**STATED EXERCISE**
Only lines with the string "Soup" matter here; gather them from the material below.
**** PROVIDED INFORMATION
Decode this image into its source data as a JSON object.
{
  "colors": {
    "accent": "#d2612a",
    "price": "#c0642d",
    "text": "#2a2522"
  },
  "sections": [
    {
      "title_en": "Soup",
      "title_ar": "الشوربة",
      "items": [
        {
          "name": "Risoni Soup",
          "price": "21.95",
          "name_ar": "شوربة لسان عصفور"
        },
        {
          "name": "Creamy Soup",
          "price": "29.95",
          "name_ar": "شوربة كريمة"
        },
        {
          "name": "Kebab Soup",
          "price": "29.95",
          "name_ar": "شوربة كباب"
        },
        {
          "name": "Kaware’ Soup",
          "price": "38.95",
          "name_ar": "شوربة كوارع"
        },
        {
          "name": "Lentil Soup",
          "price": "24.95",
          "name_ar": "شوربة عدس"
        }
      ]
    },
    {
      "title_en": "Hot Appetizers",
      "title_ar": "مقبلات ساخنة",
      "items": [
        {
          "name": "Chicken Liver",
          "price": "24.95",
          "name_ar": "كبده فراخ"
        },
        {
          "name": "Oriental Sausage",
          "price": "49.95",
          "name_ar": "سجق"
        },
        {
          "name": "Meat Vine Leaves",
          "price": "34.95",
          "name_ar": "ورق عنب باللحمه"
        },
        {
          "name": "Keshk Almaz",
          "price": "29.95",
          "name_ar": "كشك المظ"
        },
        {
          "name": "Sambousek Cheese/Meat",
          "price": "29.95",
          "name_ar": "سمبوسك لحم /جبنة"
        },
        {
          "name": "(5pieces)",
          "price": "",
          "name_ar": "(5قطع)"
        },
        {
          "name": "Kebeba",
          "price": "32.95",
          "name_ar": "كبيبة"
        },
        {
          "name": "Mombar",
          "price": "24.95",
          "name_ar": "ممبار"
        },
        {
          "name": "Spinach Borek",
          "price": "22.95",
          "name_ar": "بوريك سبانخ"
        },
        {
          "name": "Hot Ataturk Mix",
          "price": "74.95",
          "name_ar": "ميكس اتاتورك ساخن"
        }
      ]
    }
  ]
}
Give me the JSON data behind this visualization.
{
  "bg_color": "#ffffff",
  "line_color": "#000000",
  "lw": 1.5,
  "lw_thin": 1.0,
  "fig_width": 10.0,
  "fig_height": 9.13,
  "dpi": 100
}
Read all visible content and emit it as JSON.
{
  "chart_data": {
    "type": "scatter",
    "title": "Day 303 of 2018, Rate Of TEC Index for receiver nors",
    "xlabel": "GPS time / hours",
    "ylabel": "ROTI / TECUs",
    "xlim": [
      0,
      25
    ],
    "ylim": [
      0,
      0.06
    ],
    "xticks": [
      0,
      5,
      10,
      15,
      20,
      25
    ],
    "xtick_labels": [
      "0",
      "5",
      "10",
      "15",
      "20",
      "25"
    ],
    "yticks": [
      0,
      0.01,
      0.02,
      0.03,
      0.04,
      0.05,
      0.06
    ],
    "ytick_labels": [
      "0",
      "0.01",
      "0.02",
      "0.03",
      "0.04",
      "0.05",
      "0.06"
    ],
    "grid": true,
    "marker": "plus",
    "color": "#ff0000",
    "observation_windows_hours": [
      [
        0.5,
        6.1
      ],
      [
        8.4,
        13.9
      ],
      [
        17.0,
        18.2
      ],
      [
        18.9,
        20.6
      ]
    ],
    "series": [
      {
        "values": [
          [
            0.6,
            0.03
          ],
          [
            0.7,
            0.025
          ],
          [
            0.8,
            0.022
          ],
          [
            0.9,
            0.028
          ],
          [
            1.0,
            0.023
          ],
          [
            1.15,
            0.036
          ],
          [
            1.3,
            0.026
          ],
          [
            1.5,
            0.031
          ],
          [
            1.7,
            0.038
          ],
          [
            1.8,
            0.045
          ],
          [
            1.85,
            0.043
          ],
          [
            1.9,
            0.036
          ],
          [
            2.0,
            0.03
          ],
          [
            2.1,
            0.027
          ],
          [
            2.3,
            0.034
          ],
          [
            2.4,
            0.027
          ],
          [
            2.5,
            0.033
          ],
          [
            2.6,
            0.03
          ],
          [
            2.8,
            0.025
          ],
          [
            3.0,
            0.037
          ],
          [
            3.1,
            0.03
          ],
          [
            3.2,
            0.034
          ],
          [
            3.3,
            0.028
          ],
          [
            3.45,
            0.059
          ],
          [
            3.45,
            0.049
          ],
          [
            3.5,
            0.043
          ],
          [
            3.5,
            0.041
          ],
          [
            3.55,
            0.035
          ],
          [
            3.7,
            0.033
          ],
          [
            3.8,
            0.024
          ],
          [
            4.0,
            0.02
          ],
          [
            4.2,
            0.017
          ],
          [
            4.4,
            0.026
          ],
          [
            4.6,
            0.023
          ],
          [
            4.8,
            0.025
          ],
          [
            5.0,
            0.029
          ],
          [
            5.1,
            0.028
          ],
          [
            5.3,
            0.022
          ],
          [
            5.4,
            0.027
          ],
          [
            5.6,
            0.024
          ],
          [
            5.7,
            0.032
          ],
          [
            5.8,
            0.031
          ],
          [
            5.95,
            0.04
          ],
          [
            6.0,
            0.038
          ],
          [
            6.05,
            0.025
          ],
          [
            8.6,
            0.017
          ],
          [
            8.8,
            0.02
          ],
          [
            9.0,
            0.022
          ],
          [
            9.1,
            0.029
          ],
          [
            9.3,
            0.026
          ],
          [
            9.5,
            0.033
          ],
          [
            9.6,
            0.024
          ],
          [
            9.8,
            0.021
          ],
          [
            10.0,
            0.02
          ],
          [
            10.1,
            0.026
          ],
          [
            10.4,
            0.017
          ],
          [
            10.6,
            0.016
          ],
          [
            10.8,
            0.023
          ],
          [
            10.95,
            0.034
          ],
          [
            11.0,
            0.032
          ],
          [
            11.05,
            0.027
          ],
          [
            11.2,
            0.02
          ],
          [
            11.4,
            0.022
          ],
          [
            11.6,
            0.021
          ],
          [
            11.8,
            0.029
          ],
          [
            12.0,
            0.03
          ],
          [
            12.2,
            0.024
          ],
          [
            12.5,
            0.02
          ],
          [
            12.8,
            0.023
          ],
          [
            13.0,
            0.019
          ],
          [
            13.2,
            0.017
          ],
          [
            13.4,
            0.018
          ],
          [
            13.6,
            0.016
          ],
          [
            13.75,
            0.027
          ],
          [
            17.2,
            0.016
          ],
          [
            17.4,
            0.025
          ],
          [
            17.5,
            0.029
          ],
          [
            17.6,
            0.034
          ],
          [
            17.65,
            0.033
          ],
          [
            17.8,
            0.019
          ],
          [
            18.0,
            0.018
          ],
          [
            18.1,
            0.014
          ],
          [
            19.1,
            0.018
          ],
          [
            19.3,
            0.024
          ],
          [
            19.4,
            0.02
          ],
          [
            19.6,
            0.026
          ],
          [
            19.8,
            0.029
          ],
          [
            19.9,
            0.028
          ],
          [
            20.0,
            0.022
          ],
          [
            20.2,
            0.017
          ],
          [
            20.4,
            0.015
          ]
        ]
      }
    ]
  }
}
********
**THE ANSWER**
      "title_en": "Soup",
          "name": "Risoni Soup",
          "name": "Creamy Soup",
          "name": "Kebab Soup",
          "name": "Kaware’ Soup",
          "name": "Lentil Soup",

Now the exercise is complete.